== Exercise goal ==
Each line in the entries below that holds the string "prathinidhi" is to be listed.

[Data records]
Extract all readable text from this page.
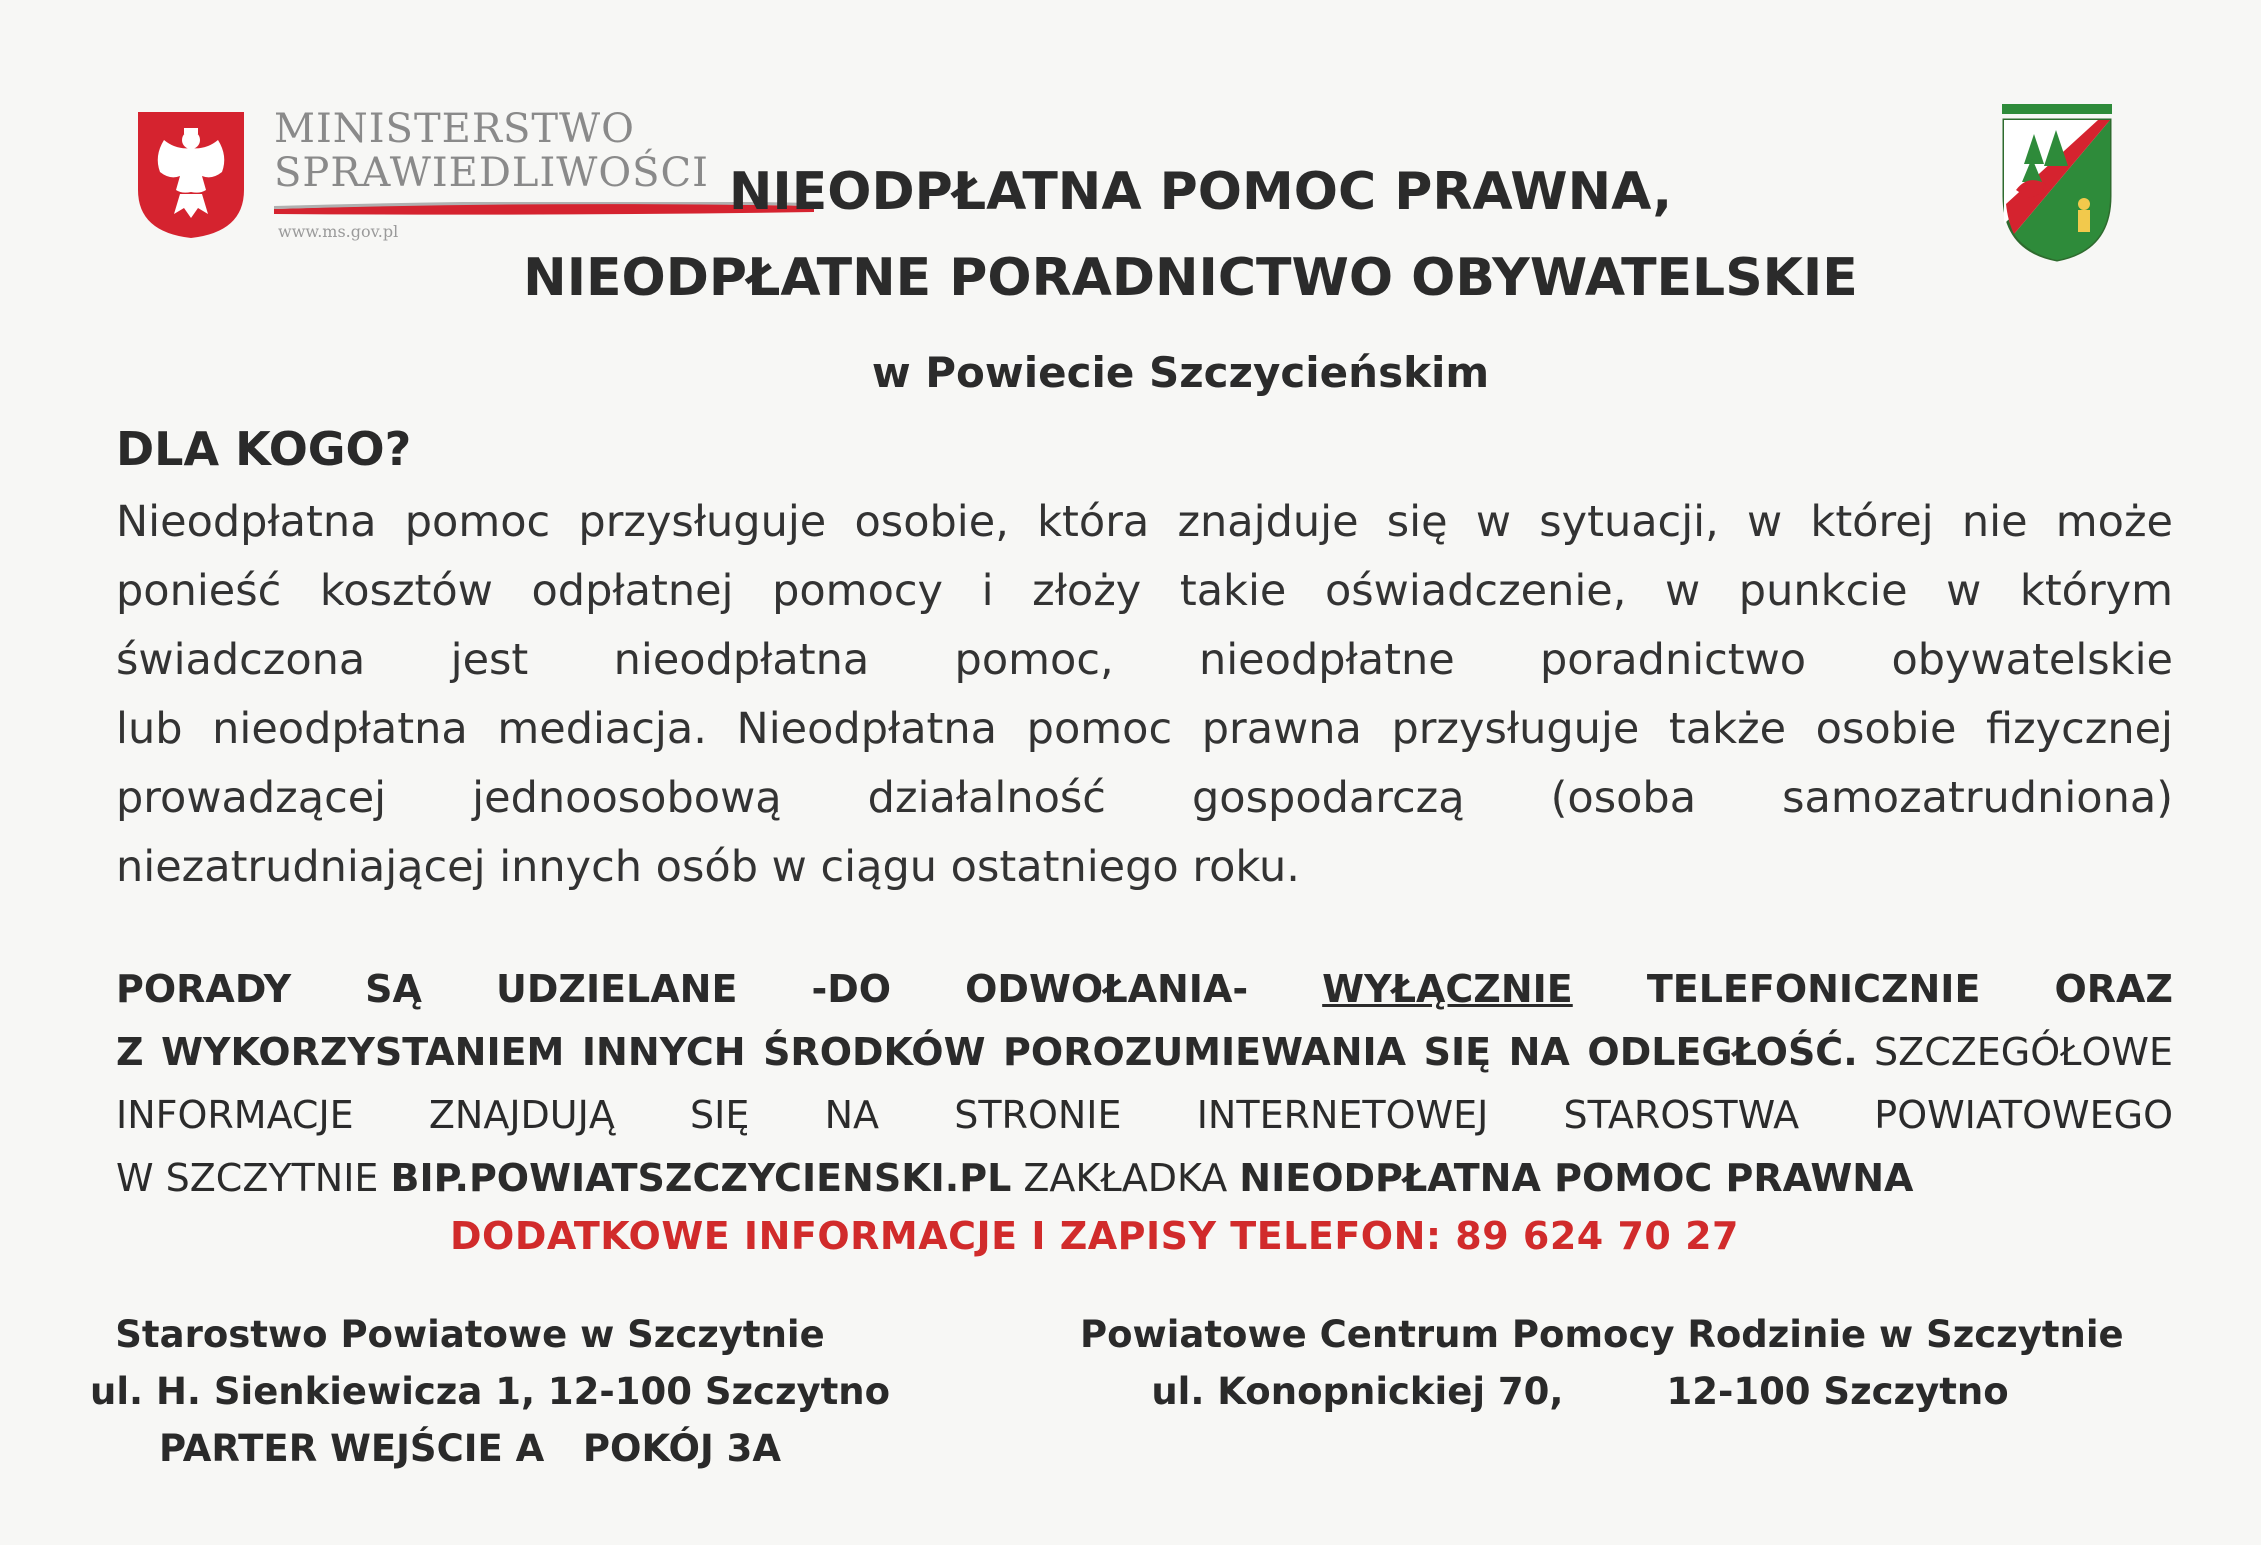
MINISTERSTWO
SPRAWIEDLIWOŚCI
www.ms.gov.pl
NIEODPŁATNA POMOC PRAWNA,
NIEODPŁATNE PORADNICTWO OBYWATELSKIE
w Powiecie Szczycieńskim
DLA KOGO?
Nieodpłatna pomoc przysługuje osobie, która znajduje się w sytuacji, w której nie może
ponieść kosztów odpłatnej pomocy i złoży takie oświadczenie, w punkcie w którym
świadczona jest nieodpłatna pomoc, nieodpłatne poradnictwo obywatelskie
lub nieodpłatna mediacja. Nieodpłatna pomoc prawna przysługuje także osobie fizycznej
prowadzącej jednoosobową działalność gospodarczą (osoba samozatrudniona)
niezatrudniającej innych osób w ciągu ostatniego roku.
PORADY SĄ UDZIELANE -DO ODWOŁANIA- WYŁĄCZNIE TELEFONICZNIE ORAZ
Z WYKORZYSTANIEM INNYCH ŚRODKÓW POROZUMIEWANIA SIĘ NA ODLEGŁOŚĆ. SZCZEGÓŁOWE
INFORMACJE ZNAJDUJĄ SIĘ NA STRONIE INTERNETOWEJ STAROSTWA POWIATOWEGO
W SZCZYTNIE BIP.POWIATSZCZYCIENSKI.PL ZAKŁADKA NIEODPŁATNA POMOC PRAWNA
DODATKOWE INFORMACJE I ZAPISY TELEFON: 89 624 70 27
Starostwo Powiatowe w Szczytnie
ul. H. Sienkiewicza 1, 12-100 Szczytno
PARTER WEJŚCIE A   POKÓJ 3A
Powiatowe Centrum Pomocy Rodzinie w Szczytnie
ul. Konopnickiej 70,        12-100 Szczytno
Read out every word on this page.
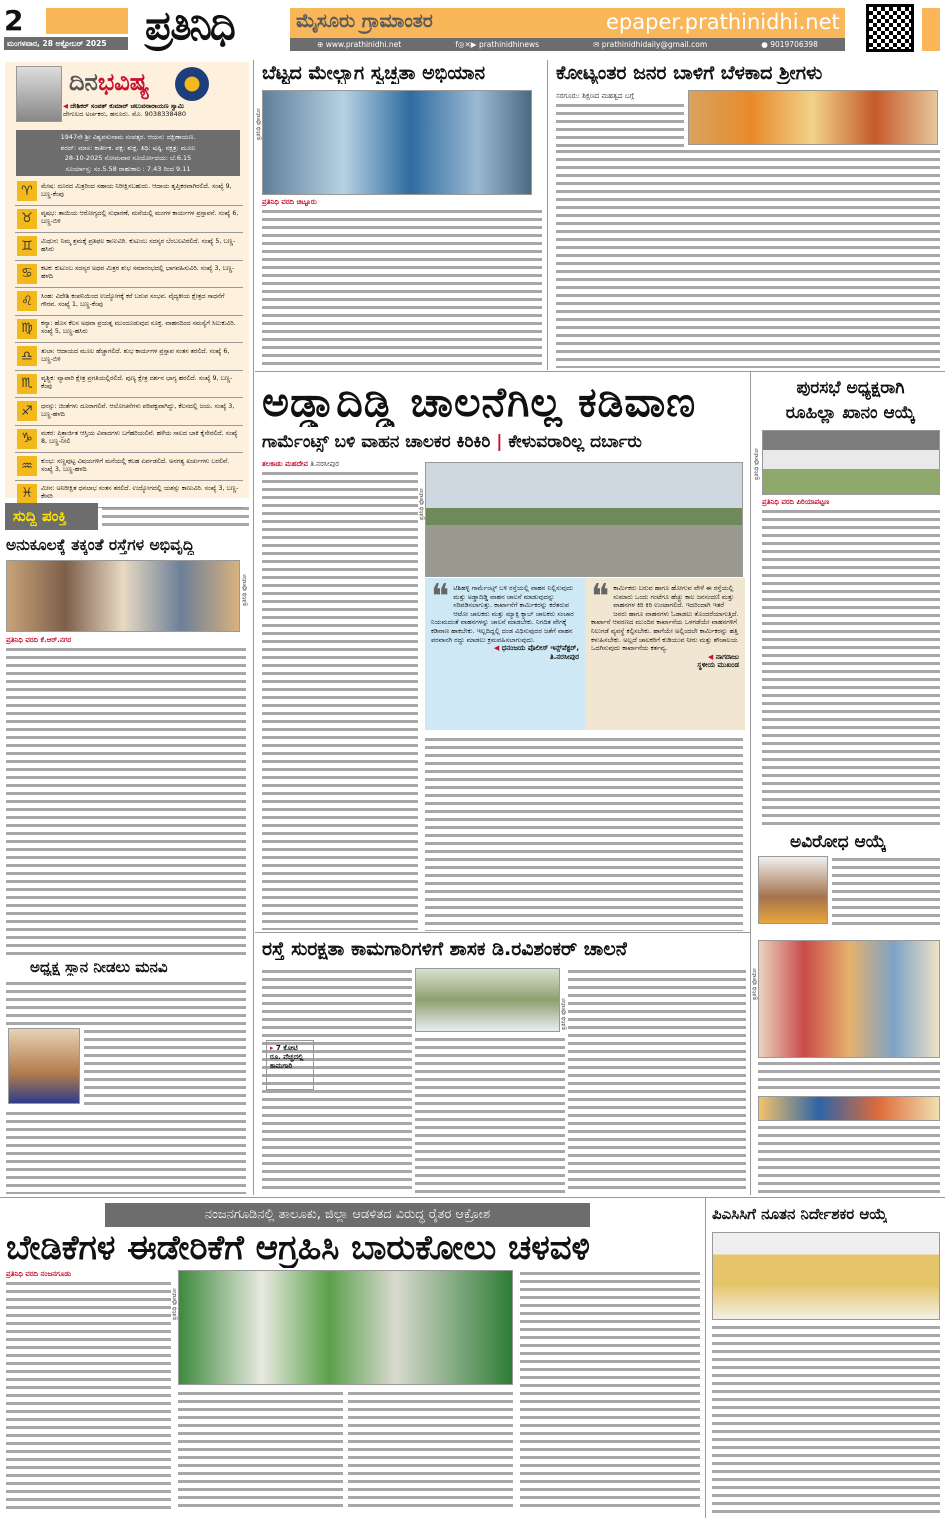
2
ಮಂಗಳವಾರ, 28 ಅಕ್ಟೋಬರ್ 2025 ಪ್ರತಿನಿಧಿ	ಮೈಸೂರು ಗ್ರಾಮಾಂತರ	epaper.prathinidhi.net
⊕ www.prathinidhi.net	f◎✕▶ prathinidhinews	✉ prathinidhidaily@gmail.com	● 9019706398
ದಿನಭವಿಷ್ಯ
◀ ದೇಶಿಕರ್ ಸಂಪತ್ ಕುಮಾರ್ ಚಲುವನಾರಾಯಣ ಸ್ವಾಮಿ
ದೇಗುಲದ ಅರ್ಚಕರು, ಹನೂರು. ಮೊ. 9038338480
1947ನೇ ಶ್ರೀ ವಿಶ್ವವಸುನಾಮ ಸಂವತ್ಸರ. ಆಯನ: ದಕ್ಷಿಣಾಯಣ.
ಶರದ್: ಮಾಸ: ಕಾರ್ತೀಕ. ಪಕ್ಷ: ಶುಕ್ಲ. ತಿಥಿ: ಷಷ್ಠಿ. ನಕ್ಷತ್ರ: ಮೂಲ
28-10-2025 ಸೋಮವಾರ ಸೂರ್ಯೋದಯ: ಬೆ.6.15
ಸೂರ್ಯಾಸ್ತ: ಸಂ.5.58 ರಾಹುಕಾಲ : 7.43 ರಿಂದ 9.11
♈	ಮೇಷ: ದೂರದ ಮಿತ್ರರಿಂದ ಸಹಾಯ ನಿರೀಕ್ಷಿಸಬಹುದು. ಆದಾಯ ತೃಪ್ತಿಕರವಾಗಿರಲಿದೆ. ಸಂಖ್ಯೆ 9, ಬಣ್ಣ-ಕೆಂಪು
♉	ವೃಷಭ: ತಾಯಿಯ ಆರೋಗ್ಯದಲ್ಲಿ ಸುಧಾರಣೆ, ಮನೆಯಲ್ಲಿ ಮಂಗಳ ಕಾರ್ಯಗಳ ಪ್ರಸ್ತಾವನೆ. ಸಂಖ್ಯೆ 6, ಬಣ್ಣ-ಬಿಳಿ
♊	ಮಿಥುನ: ನಿಮ್ಮ ಶ್ರಮಕ್ಕೆ ಪ್ರತಿಫಲ ಕಾಣುವಿರಿ. ಕುಟುಂಬ ಸದಸ್ಯರ ಬೆಂಬಲವಿರಲಿದೆ. ಸಂಖ್ಯೆ 5, ಬಣ್ಣ-ಹಸಿರು
♋	ಕಟಕ: ಕುಟುಂಬ ಸದಸ್ಯರ ಅಥವ ಮಿತ್ರರ ಶುಭ ಸಮಾರಂಭದಲ್ಲಿ ಭಾಗವಹಿಸುವಿರಿ. ಸಂಖ್ಯೆ 3, ಬಣ್ಣ-ಹಳದಿ
♌	ಸಿಂಹ: ವಿದೇಶಿ ಕಂಪನಿಯಿಂದ ಉದ್ಯೋಗಕ್ಕೆ ಕರೆ ಬರುವ ಸಂಭವ. ವೈದ್ಯಕೀಯ ಕ್ಷೇತ್ರದ ಸಾಧನೆಗೆ ಗೌರವ. ಸಂಖ್ಯೆ 1, ಬಣ್ಣ-ಕೆಂಪು
♍	ಕನ್ಯಾ: ಹೊಸ ಕೆಲಸ ಅಥವಾ ಪ್ರಯತ್ನ ಮುಂದೂಡುವುದ ಸೂಕ್ತ. ವಾಹನದಿಂದ ಸಮಸ್ಯೆಗೆ ಸಿಲುಕುವಿರಿ. ಸಂಖ್ಯೆ 5, ಬಣ್ಣ-ಹಸಿರು
♎	ತುಲಾ: ಆದಾಯದ ಮೂಲ ಹೆಚ್ಚಾಗಲಿದೆ. ಶುಭ ಕಾರ್ಯಗಳ ಪ್ರಸ್ತಾಪ ಸಂತಸ ತರಲಿದೆ. ಸಂಖ್ಯೆ 6, ಬಣ್ಣ-ಬಿಳಿ
♏	ವೃಶ್ಚಿಕ: ವ್ಯಾಪಾರಿ ಕ್ಷೇತ್ರ ಪ್ರಗತಿಯಲ್ಲಿರಲಿದೆ. ಪುಣ್ಯ ಕ್ಷೇತ್ರ ದರ್ಶನ ಭಾಗ್ಯ ಹರಲಿದೆ. ಸಂಖ್ಯೆ 9, ಬಣ್ಣ-ಕೆಂಪು
♐	ಧನಸ್ಸು: ಚಿಂತೆಗಳು ದೂರಾಗಲಿವೆ. ಆಲೋಚನೆಗಳು ಪರಿಪಕ್ವವಾಗಿದ್ದು, ಕೆಲಸದಲ್ಲಿ ಜಯ. ಸಂಖ್ಯೆ 3, ಬಣ್ಣ-ಹಳದಿ
♑	ಮಕರ: ಪಿತ್ರಾರ್ಜಿತ ಆಸ್ತಿಯ ವಿವಾದಗಳು ಬಗೆಹರಿಯಲಿವೆ. ಹಳೆಯ ಸಾಲದ ಬಾಕಿ ಕೈಸೇರಲಿದೆ. ಸಂಖ್ಯೆ 8, ಬಣ್ಣ-ನೀಲಿ
♒	ಕುಂಭ: ಸಣ್ಣಪುಟ್ಟ ವಿಷಯಗಳಿಗೆ ಮನೆಯಲ್ಲಿ ಕಲಹ ಏರ್ಪಡಲಿದೆ. ಅನಗತ್ಯ ಖರ್ಚುಗಳು ಬರಲಿವೆ. ಸಂಖ್ಯೆ 3, ಬಣ್ಣ-ಹಳದಿ
♓	ಮೀನ: ಅನಿರೀಕ್ಷಿತ ಧನಲಾಭ ಸಂತಸ ತರಲಿದೆ. ಉದ್ಯೋಗದಲ್ಲಿ ಯಶಸ್ಸು ಕಾಣುವಿರಿ. ಸಂಖ್ಯೆ 3, ಬಣ್ಣ-ಕೇಸರಿ
ಸುದ್ದಿ ಪಂಕ್ತಿ
ಅನುಕೂಲಕ್ಕೆ ತಕ್ಕಂತೆ ರಸ್ತೆಗಳ ಅಭಿವೃದ್ಧಿ
ಪ್ರತಿನಿಧಿ ಫೋಟೋ
ಪ್ರತಿನಿಧಿ ವರದಿ ಕೆ.ಆರ್.ನಗರ
ಅಧ್ಯಕ್ಷ ಸ್ಥಾನ ನೀಡಲು ಮನವಿ
ಬೆಟ್ಟದ ಮೇಲ್ಭಾಗ ಸ್ವಚ್ಛತಾ ಅಭಿಯಾನ
ಪ್ರತಿನಿಧಿ ಫೋಟೋ
ಪ್ರತಿನಿಧಿ ವರದಿ ಚಿಟ್ಟೂರು
ಕೋಟ್ಯಂತರ ಜನರ ಬಾಳಿಗೆ ಬೆಳಕಾದ ಶ್ರೀಗಳು
ಸರಗೂರು: ಶಿಕ್ಷಣದ ಮಹತ್ವದ ಬಗ್ಗೆ
ಅಡ್ಡಾದಿಡ್ಡಿ ಚಾಲನೆಗಿಲ್ಲ ಕಡಿವಾಣ
ಗಾರ್ಮೆಂಟ್ಸ್ ಬಳಿ ವಾಹನ ಚಾಲಕರ ಕಿರಿಕಿರಿ | ಕೇಳುವರಾರಿಲ್ಲ ದರ್ಬಾರು
ತಲಕಾಡು ಮಹದೇವ ತಿ.ನರಸೀಪುರ
ಪ್ರತಿನಿಧಿ ಫೋಟೋ
❝ ಟಿಶಿಹಳ್ಳಿ ಗಾರ್ಮೆಂಟ್ಸ್ ಬಳಿ ರಸ್ತೆಯಲ್ಲಿ ವಾಹನ ನಿಲ್ಲಿಸುವುದು ಮತ್ತು ಅಡ್ಡಾದಿಡ್ಡಿ ವಾಹನ ಚಾಲನೆ ಮಾಡುವುದನ್ನು ಸರಿಪಡಿಸಲಾಗುತ್ತು. ಕಾರ್ಖಾನೆಗೆ ಕಾರ್ಮಿಕರನ್ನು ಕರೆತರುವ ಆಟೋ ಚಾಲಕರು ಮತ್ತು ಮ್ಯಾಕ್ಸಿ ಕ್ಯಾಬ್ ಚಾಲಕರು ಸಂಚಾರ ನಿಯಮದಂತೆ ವಾಹನಗಳನ್ನು ಚಾಲನೆ ಮಾಡಬೇಕು. ನಿಗದಿತ ವೇಗಕ್ಕೆ ಕಡಿವಾಣ ಹಾಕಬೇಕು. ಇಲ್ಲದಿದ್ದಲ್ಲಿ ದಂಡ ವಿಧಿಸುವುದರ ಜತೆಗೆ ವಾಹನ ಪರವಾನಗಿ ರದ್ದು ಮಾಡಲು ಕ್ರಮವಹಿಸಲಾಗುವುದು.
◀ ಧನಂಜಯ ಪೊಲೀಸ್ ಇನ್ಸ್‌ಪೆಕ್ಟರ್,
ತಿ.ನರಸೀಪುರ
❝ ಕಾರ್ಮಿಕರು ಬರುವ ಹಾಗೂ ಹೋಗುವ ವೇಳೆ ಈ ರಸ್ತೆಯಲ್ಲಿ ಸುಮಾರು ಒಂದು ಗಂಟೆಗೂ ಹೆಚ್ಚು ಕಾಲ ಜನಸಂದಣಿ ಮತ್ತು ವಾಹನಗಳ ಕಿರಿ ಕಿರಿ ಉಂಟಾಗಲಿದೆ. ಇದರಿಂದಾಗಿ ಇತರೆ ಜನರು ಹಾಗೂ ವಾಹನಗಳು ಓಡಾಡಲು ತೊಂದರೆಯಾಗುತ್ತಿದೆ. ಕಾರ್ಖಾನೆ ಆವರಣದ ಮುಂದಿನ ಕಾರ್ಖಾನೆಯ ಒಳಗಡೆಯೇ ವಾಹನಗಳಿಗೆ ನಿಲುಗಡೆ ವ್ಯವಸ್ಥೆ ಕಲ್ಪಿಸಬೇಕು. ಹಾಗೆಯೇ ಅಲ್ಲಿಂದಲೇ ಕಾರ್ಮಿಕರನ್ನು ಹತ್ತಿ ಕಳುಹಿಸಬೇಕು. ಅಲ್ಲದೆ ಚಾಲಕರಿಗೆ ಕುಡಿಯುವ ನೀರು ಮತ್ತು ಶೌಚಾಲಯ ಒದಗಿಸುವುದು ಕಾರ್ಖಾನೆಯ ಕರ್ತವ್ಯ.
◀ ನಾಗರಾಜು
ಸ್ಥಳೀಯ ಮುಖಂಡ
ಪುರಸಭೆ ಅಧ್ಯಕ್ಷರಾಗಿ
ರೂಹಿಲ್ಲಾ ಖಾನಂ ಆಯ್ಕೆ
ಪ್ರತಿನಿಧಿ ಫೋಟೋ
ಪ್ರತಿನಿಧಿ ವರದಿ ಪಿರಿಯಾಪಟ್ಟಣ
ಅವಿರೋಧ ಆಯ್ಕೆ
ಪ್ರತಿನಿಧಿ ಫೋಟೋ
ರಸ್ತೆ ಸುರಕ್ಷತಾ ಕಾಮಗಾರಿಗಳಿಗೆ ಶಾಸಕ ಡಿ.ರವಿಶಂಕರ್ ಚಾಲನೆ
ಪ್ರತಿನಿಧಿ ಫೋಟೋ
▸ 7 ಕೋಟಿ ರೂ. ವೆಚ್ಚದಲ್ಲಿ ಕಾಮಗಾರಿ
ನಂಜನಗೂಡಿನಲ್ಲಿ ತಾಲೂಕು, ಜಿಲ್ಲಾ ಆಡಳಿತದ ವಿರುದ್ಧ ರೈತರ ಆಕ್ರೋಶ
ಬೇಡಿಕೆಗಳ ಈಡೇರಿಕೆಗೆ ಆಗ್ರಹಿಸಿ ಬಾರುಕೋಲು ಚಳವಳಿ
ಪ್ರತಿನಿಧಿ ವರದಿ ನಂಜನಗೂಡು
ಪ್ರತಿನಿಧಿ ಫೋಟೋ
ಪಿಎಸಿಸಿಗೆ ನೂತನ ನಿರ್ದೇಶಕರ ಆಯ್ಕೆ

== Task result ==
ಮಂಗಳವಾರ, 28 ಅಕ್ಟೋಬರ್ 2025 ಪ್ರತಿನಿಧಿ	ಮೈಸೂರು ಗ್ರಾಮಾಂತರ	epaper.prathinidhi.net
⊕ www.prathinidhi.net	f◎✕▶ prathinidhinews	✉ prathinidhidaily@gmail.com	● 9019706398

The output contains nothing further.